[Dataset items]
--*--
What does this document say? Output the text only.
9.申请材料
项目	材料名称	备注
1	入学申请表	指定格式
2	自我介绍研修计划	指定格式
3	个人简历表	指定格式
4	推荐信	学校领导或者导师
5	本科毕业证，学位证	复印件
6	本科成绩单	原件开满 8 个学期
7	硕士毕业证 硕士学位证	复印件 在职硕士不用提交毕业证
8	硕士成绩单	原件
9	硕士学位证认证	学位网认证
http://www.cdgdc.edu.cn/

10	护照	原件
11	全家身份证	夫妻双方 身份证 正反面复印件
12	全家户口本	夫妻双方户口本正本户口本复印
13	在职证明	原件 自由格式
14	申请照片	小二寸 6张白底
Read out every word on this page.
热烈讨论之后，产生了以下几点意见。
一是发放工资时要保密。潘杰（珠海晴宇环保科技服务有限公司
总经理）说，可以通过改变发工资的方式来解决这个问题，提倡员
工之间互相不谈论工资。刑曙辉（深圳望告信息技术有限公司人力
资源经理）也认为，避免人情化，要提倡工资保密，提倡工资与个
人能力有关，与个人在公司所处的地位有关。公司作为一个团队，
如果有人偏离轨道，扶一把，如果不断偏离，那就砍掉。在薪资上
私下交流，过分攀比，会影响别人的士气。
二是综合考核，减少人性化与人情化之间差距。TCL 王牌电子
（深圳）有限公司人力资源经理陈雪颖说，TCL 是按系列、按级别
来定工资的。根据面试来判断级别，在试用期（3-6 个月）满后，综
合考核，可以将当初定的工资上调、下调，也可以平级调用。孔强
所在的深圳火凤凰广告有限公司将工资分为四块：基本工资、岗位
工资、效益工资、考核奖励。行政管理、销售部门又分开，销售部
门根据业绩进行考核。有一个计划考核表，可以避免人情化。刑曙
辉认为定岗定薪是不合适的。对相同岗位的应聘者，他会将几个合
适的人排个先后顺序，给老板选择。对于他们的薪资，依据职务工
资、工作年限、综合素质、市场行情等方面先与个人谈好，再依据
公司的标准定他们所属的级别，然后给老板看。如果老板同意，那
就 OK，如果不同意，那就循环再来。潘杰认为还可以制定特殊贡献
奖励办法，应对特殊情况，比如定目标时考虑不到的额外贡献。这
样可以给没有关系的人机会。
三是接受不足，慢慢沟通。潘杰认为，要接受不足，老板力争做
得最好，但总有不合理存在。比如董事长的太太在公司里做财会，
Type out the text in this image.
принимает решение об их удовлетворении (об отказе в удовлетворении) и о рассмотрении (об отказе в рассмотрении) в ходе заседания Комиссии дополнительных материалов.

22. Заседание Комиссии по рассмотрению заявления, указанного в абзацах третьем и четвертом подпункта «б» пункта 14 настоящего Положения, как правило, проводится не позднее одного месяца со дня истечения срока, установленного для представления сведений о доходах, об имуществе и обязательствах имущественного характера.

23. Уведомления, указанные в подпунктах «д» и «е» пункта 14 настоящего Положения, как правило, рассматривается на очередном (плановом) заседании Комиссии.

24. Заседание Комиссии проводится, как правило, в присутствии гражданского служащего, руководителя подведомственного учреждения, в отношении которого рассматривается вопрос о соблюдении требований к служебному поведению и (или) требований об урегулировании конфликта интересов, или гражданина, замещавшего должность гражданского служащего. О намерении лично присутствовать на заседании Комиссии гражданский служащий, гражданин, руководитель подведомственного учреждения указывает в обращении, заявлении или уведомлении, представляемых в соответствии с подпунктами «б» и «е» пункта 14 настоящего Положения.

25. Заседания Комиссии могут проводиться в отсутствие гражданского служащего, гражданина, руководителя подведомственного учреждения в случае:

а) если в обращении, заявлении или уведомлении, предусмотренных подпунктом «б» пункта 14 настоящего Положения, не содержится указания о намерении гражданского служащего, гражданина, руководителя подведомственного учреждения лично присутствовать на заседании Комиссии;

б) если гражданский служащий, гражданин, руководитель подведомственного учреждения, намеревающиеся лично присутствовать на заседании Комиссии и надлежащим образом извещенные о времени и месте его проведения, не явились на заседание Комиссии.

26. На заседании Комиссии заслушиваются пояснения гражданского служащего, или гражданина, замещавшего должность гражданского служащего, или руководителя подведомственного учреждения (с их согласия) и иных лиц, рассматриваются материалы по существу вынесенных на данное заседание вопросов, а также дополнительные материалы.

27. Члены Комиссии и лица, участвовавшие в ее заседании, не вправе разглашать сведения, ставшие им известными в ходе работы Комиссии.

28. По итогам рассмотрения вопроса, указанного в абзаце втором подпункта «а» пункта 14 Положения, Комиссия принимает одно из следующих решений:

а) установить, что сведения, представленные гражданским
--*--
- _OBJECTIVE_:
Return each line of the listing that holds the string "лично".

- _RESULT_:
24. Заседание Комиссии проводится, как правило, в присутствии гражданского служащего, руководителя подведомственного учреждения, в отношении которого рассматривается вопрос о соблюдении требований к служебному поведению и (или) требований об урегулировании конфликта интересов, или гражданина, замещавшего должность гражданского служащего. О намерении лично присутствовать на заседании Комиссии гражданский служащий, гражданин, руководитель подведомственного учреждения указывает в обращении, заявлении или уведомлении, представляемых в соответствии с подпунктами «б» и «е» пункта 14 настоящего Положения.
а) если в обращении, заявлении или уведомлении, предусмотренных подпунктом «б» пункта 14 настоящего Положения, не содержится указания о намерении гражданского служащего, гражданина, руководителя подведомственного учреждения лично присутствовать на заседании Комиссии;
б) если гражданский служащий, гражданин, руководитель подведомственного учреждения, намеревающиеся лично присутствовать на заседании Комиссии и надлежащим образом извещенные о времени и месте его проведения, не явились на заседание Комиссии.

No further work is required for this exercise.